TASK TO CARRY OUT — How many of the lines below contain "JSON"? Answer with that number alone.

Dataset items
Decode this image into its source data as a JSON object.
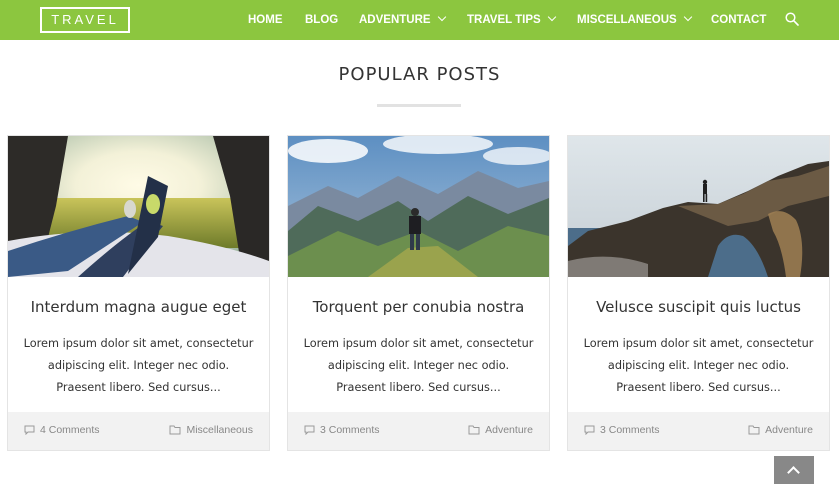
{
  "header": {
    "logo": "TRAVEL",
    "nav": [
      {
        "label": "HOME"
      },
      {
        "label": "BLOG"
      },
      {
        "label": "ADVENTURE"
      },
      {
        "label": "TRAVEL TIPS"
      },
      {
        "label": "MISCELLANEOUS"
      },
      {
        "label": "CONTACT"
      }
    ],
    "accent_color": "#8cc63f",
    "search_icon": "search-icon"
  },
  "section": {
    "title": "POPULAR POSTS"
  },
  "posts": [
    {
      "title": "Interdum magna augue eget",
      "excerpt": "Lorem ipsum dolor sit amet, consectetur adipiscing elit. Integer nec odio. Praesent libero. Sed cursus...",
      "comments": "4 Comments",
      "category": "Miscellaneous"
    },
    {
      "title": "Torquent per conubia nostra",
      "excerpt": "Lorem ipsum dolor sit amet, consectetur adipiscing elit. Integer nec odio. Praesent libero. Sed cursus...",
      "comments": "3 Comments",
      "category": "Adventure"
    },
    {
      "title": "Velusce suscipit quis luctus",
      "excerpt": "Lorem ipsum dolor sit amet, consectetur adipiscing elit. Integer nec odio. Praesent libero. Sed cursus...",
      "comments": "3 Comments",
      "category": "Adventure"
    }
  ]
}
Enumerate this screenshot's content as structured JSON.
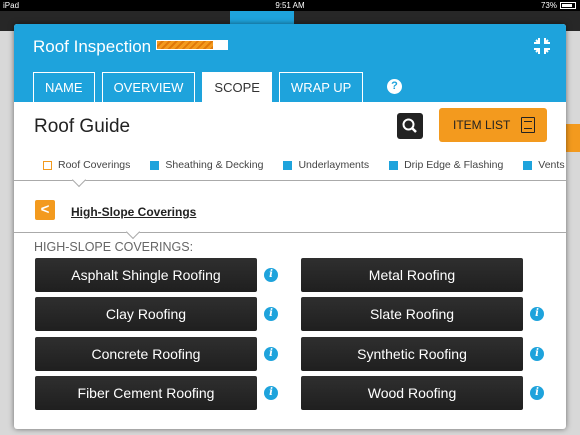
{
  "status_bar": {
    "carrier": "iPad",
    "time": "9:51 AM",
    "battery": "73%"
  },
  "header": {
    "title": "Roof Inspection",
    "progress_fraction": 0.8
  },
  "tabs": [
    {
      "label": "NAME",
      "active": false
    },
    {
      "label": "OVERVIEW",
      "active": false
    },
    {
      "label": "SCOPE",
      "active": true
    },
    {
      "label": "WRAP UP",
      "active": false
    }
  ],
  "help_label": "?",
  "guide": {
    "title": "Roof Guide",
    "item_list_label": "ITEM LIST"
  },
  "categories": [
    {
      "label": "Roof Coverings",
      "active": true
    },
    {
      "label": "Sheathing & Decking",
      "active": false
    },
    {
      "label": "Underlayments",
      "active": false
    },
    {
      "label": "Drip Edge & Flashing",
      "active": false
    },
    {
      "label": "Vents & F",
      "active": false
    }
  ],
  "section": {
    "back_label": "<",
    "link": "High-Slope Coverings",
    "heading": "HIGH-SLOPE COVERINGS:"
  },
  "coverings": [
    {
      "label": "Asphalt Shingle Roofing",
      "info": true
    },
    {
      "label": "Metal Roofing",
      "info": false
    },
    {
      "label": "Clay Roofing",
      "info": true
    },
    {
      "label": "Slate Roofing",
      "info": true
    },
    {
      "label": "Concrete Roofing",
      "info": true
    },
    {
      "label": "Synthetic Roofing",
      "info": true
    },
    {
      "label": "Fiber Cement Roofing",
      "info": true
    },
    {
      "label": "Wood Roofing",
      "info": true
    }
  ],
  "info_glyph": "i",
  "colors": {
    "accent_blue": "#1ea3dc",
    "accent_orange": "#f39a1e",
    "button_dark": "#2a2a2a"
  }
}
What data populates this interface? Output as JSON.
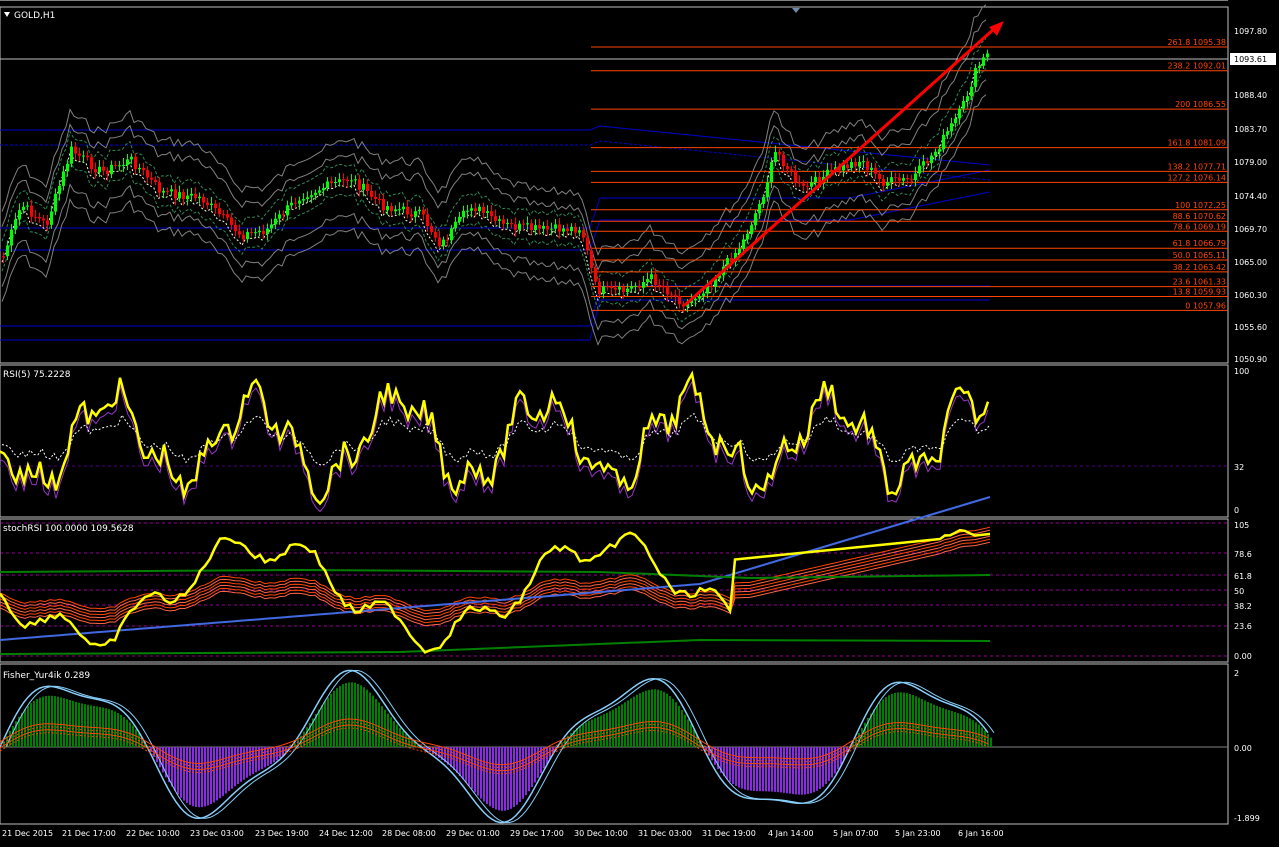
{
  "symbol_title": "GOLD,H1",
  "price_axis": {
    "ticks": [
      "1097.80",
      "1093.61",
      "1088.40",
      "1083.70",
      "1079.00",
      "1074.40",
      "1069.70",
      "1065.00",
      "1060.30",
      "1055.60",
      "1050.90"
    ],
    "current_price": "1093.61"
  },
  "fib_levels": [
    {
      "label": "261.8 1095.38",
      "price": 1095.38
    },
    {
      "label": "238.2 1092.01",
      "price": 1092.01
    },
    {
      "label": "200 1086.55",
      "price": 1086.55
    },
    {
      "label": "161.8 1081.09",
      "price": 1081.09
    },
    {
      "label": "138.2 1077.71",
      "price": 1077.71
    },
    {
      "label": "127.2 1076.14",
      "price": 1076.14
    },
    {
      "label": "100 1072.25",
      "price": 1072.25
    },
    {
      "label": "88.6 1070.62",
      "price": 1070.62
    },
    {
      "label": "78.6 1069.19",
      "price": 1069.19
    },
    {
      "label": "61.8 1066.79",
      "price": 1066.79
    },
    {
      "label": "50.0 1065.11",
      "price": 1065.11
    },
    {
      "label": "38.2 1063.42",
      "price": 1063.42
    },
    {
      "label": "23.6 1061.33",
      "price": 1061.33
    },
    {
      "label": "13.8 1059.93",
      "price": 1059.93
    },
    {
      "label": "0 1057.96",
      "price": 1057.96
    }
  ],
  "rsi_panel": {
    "title": "RSI(5) 75.2228",
    "ticks": [
      "100",
      "32",
      "0"
    ]
  },
  "stoch_panel": {
    "title": "stochRSI 100.0000 109.5628",
    "ticks": [
      "105",
      "78.6",
      "61.8",
      "50",
      "38.2",
      "23.6",
      "0.00"
    ]
  },
  "fisher_panel": {
    "title": "Fisher_Yur4ik 0.289",
    "ticks": [
      "2",
      "0.00",
      "-1.899"
    ]
  },
  "time_axis": [
    "21 Dec 2015",
    "21 Dec 17:00",
    "22 Dec 10:00",
    "23 Dec 03:00",
    "23 Dec 19:00",
    "24 Dec 12:00",
    "28 Dec 08:00",
    "29 Dec 01:00",
    "29 Dec 17:00",
    "30 Dec 10:00",
    "31 Dec 03:00",
    "31 Dec 19:00",
    "4 Jan 14:00",
    "5 Jan 07:00",
    "5 Jan 23:00",
    "6 Jan 16:00"
  ],
  "colors": {
    "background": "#000000",
    "bull": "#00ff00",
    "bear": "#ff0000",
    "fib": "#ff4500",
    "rsi": "#ffff00",
    "arrow": "#ff0000",
    "envelope": "#0000cd"
  }
}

CORRECT ANSWER — 3